* [MATERIAL FOR THIS TASK]:
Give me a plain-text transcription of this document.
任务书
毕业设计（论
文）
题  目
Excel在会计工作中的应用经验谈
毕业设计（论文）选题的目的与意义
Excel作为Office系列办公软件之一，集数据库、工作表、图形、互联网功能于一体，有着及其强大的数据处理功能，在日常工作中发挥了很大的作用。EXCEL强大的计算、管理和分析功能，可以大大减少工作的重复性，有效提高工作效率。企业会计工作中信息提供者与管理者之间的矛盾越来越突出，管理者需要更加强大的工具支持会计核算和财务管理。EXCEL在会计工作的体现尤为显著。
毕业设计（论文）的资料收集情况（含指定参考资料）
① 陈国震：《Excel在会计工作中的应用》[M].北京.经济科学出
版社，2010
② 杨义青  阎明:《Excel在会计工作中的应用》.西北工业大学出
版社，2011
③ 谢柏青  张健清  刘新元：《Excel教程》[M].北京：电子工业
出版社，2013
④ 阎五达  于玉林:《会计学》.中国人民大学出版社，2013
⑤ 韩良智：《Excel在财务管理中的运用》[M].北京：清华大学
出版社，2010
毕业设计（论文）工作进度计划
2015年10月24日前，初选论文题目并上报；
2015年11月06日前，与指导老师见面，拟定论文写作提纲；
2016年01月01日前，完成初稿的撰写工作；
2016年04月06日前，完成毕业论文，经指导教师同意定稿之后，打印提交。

* [YOUR TASK]: Transcribe each record exactly. Leave nothing out.

* [RESPONSE]:
Give me a plain-text transcription of this document.
任务书
毕业设计（论
文）
题  目
Excel在会计工作中的应用经验谈
毕业设计（论文）选题的目的与意义
Excel作为Office系列办公软件之一，集数据库、工作表、图形、互联网功能于一体，有着及其强大的数据处理功能，在日常工作中发挥了很大的作用。EXCEL强大的计算、管理和分析功能，可以大大减少工作的重复性，有效提高工作效率。企业会计工作中信息提供者与管理者之间的矛盾越来越突出，管理者需要更加强大的工具支持会计核算和财务管理。EXCEL在会计工作的体现尤为显著。
毕业设计（论文）的资料收集情况（含指定参考资料）
① 陈国震：《Excel在会计工作中的应用》[M].北京.经济科学出
版社，2010
② 杨义青  阎明:《Excel在会计工作中的应用》.西北工业大学出
版社，2011
③ 谢柏青  张健清  刘新元：《Excel教程》[M].北京：电子工业
出版社，2013
④ 阎五达  于玉林:《会计学》.中国人民大学出版社，2013
⑤ 韩良智：《Excel在财务管理中的运用》[M].北京：清华大学
出版社，2010
毕业设计（论文）工作进度计划
2015年10月24日前，初选论文题目并上报；
2015年11月06日前，与指导老师见面，拟定论文写作提纲；
2016年01月01日前，完成初稿的撰写工作；
2016年04月06日前，完成毕业论文，经指导教师同意定稿之后，打印提交。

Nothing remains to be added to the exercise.